### Directive:
Take the material below and retype it in full; pictures are left out.

* begin Supplied material *

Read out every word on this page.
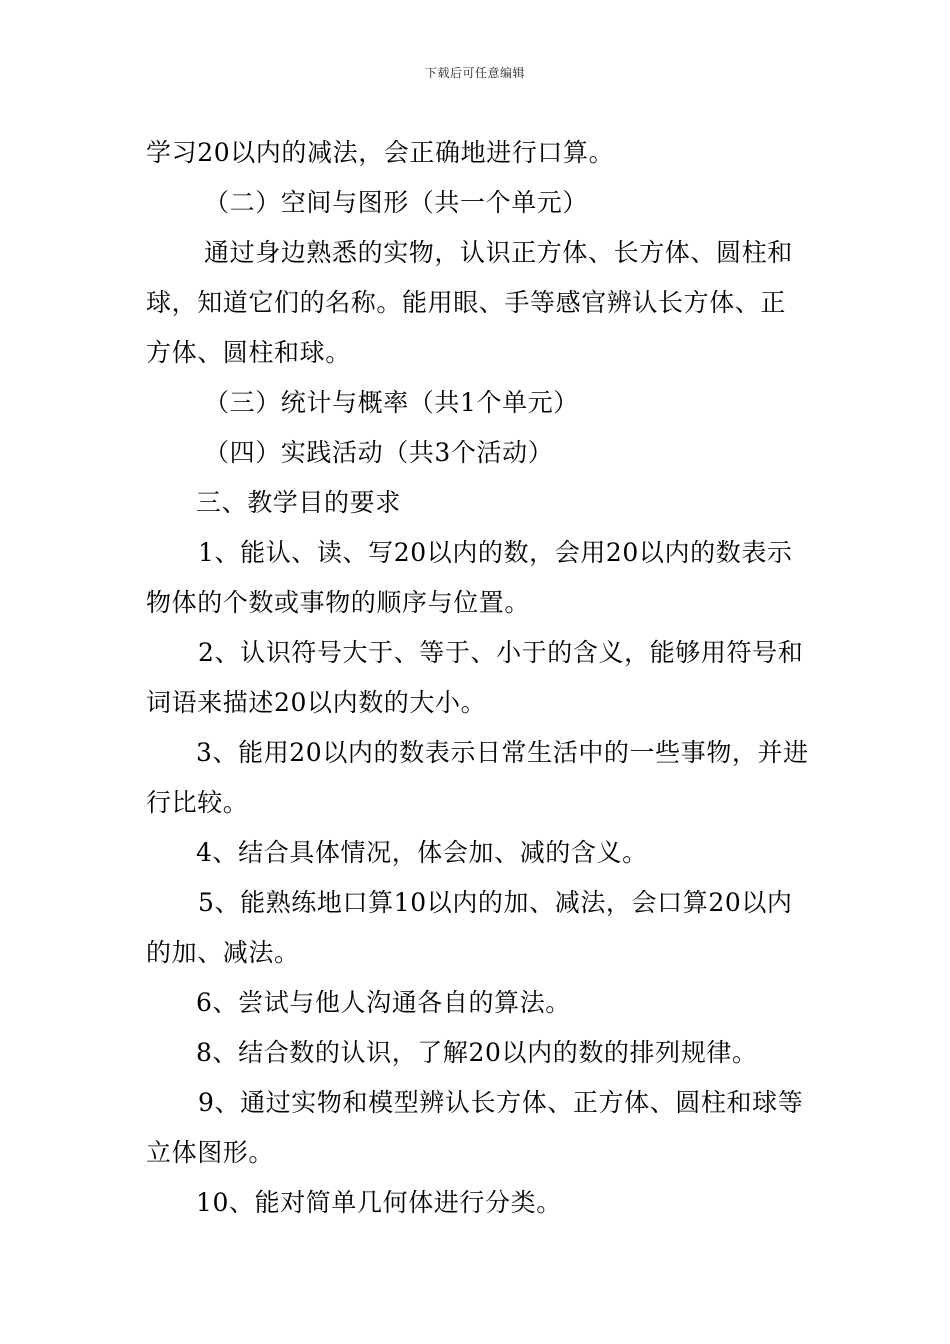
下载后可任意编辑
学习20以内的减法，会正确地进行口算。
（二）空间与图形（共一个单元）
通过身边熟悉的实物，认识正方体、长方体、圆柱和
球，知道它们的名称。能用眼、手等感官辨认长方体、正
方体、圆柱和球。
（三）统计与概率（共1个单元）
（四）实践活动（共3个活动）
三、教学目的要求
1、能认、读、写20以内的数，会用20以内的数表示
物体的个数或事物的顺序与位置。
2、认识符号大于、等于、小于的含义，能够用符号和
词语来描述20以内数的大小。
3、能用20以内的数表示日常生活中的一些事物，并进
行比较。
4、结合具体情况，体会加、减的含义。
5、能熟练地口算10以内的加、减法，会口算20以内
的加、减法。
6、尝试与他人沟通各自的算法。
8、结合数的认识，了解20以内的数的排列规律。
9、通过实物和模型辨认长方体、正方体、圆柱和球等
立体图形。
10、能对简单几何体进行分类。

* end Supplied material *

### Task result:
Read out every word on this page.
下载后可任意编辑
学习20以内的减法，会正确地进行口算。
（二）空间与图形（共一个单元）
通过身边熟悉的实物，认识正方体、长方体、圆柱和
球，知道它们的名称。能用眼、手等感官辨认长方体、正
方体、圆柱和球。
（三）统计与概率（共1个单元）
（四）实践活动（共3个活动）
三、教学目的要求
1、能认、读、写20以内的数，会用20以内的数表示
物体的个数或事物的顺序与位置。
2、认识符号大于、等于、小于的含义，能够用符号和
词语来描述20以内数的大小。
3、能用20以内的数表示日常生活中的一些事物，并进
行比较。
4、结合具体情况，体会加、减的含义。
5、能熟练地口算10以内的加、减法，会口算20以内
的加、减法。
6、尝试与他人沟通各自的算法。
8、结合数的认识，了解20以内的数的排列规律。
9、通过实物和模型辨认长方体、正方体、圆柱和球等
立体图形。
10、能对简单几何体进行分类。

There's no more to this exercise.